* [Stored data]
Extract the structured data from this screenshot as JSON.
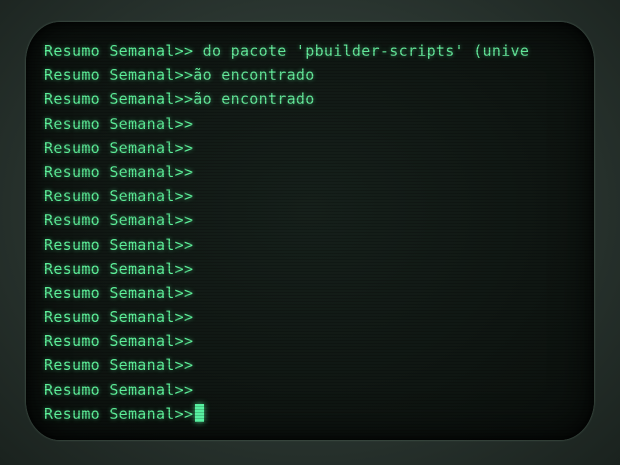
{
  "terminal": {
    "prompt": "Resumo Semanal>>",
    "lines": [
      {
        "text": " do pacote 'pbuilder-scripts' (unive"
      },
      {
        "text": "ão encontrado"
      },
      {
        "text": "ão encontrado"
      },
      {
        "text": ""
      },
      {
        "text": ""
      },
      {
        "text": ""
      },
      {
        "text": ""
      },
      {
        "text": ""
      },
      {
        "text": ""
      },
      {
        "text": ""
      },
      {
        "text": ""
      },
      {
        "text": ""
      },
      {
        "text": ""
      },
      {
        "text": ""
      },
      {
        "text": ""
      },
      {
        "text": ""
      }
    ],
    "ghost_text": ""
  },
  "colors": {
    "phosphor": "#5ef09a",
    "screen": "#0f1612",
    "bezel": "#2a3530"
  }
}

* [SHORT TASK] Write the entries above out again exactly, but not the pictures.

* [RESULT OF THE TASK]
Extract the structured data from this screenshot as JSON.
{
  "terminal": {
    "prompt": "Resumo Semanal>>",
    "lines": [
      {
        "text": " do pacote 'pbuilder-scripts' (unive"
      },
      {
        "text": "ão encontrado"
      },
      {
        "text": "ão encontrado"
      },
      {
        "text": ""
      },
      {
        "text": ""
      },
      {
        "text": ""
      },
      {
        "text": ""
      },
      {
        "text": ""
      },
      {
        "text": ""
      },
      {
        "text": ""
      },
      {
        "text": ""
      },
      {
        "text": ""
      },
      {
        "text": ""
      },
      {
        "text": ""
      },
      {
        "text": ""
      },
      {
        "text": ""
      }
    ],
    "ghost_text": ""
  },
  "colors": {
    "phosphor": "#5ef09a",
    "screen": "#0f1612",
    "bezel": "#2a3530"
  }
}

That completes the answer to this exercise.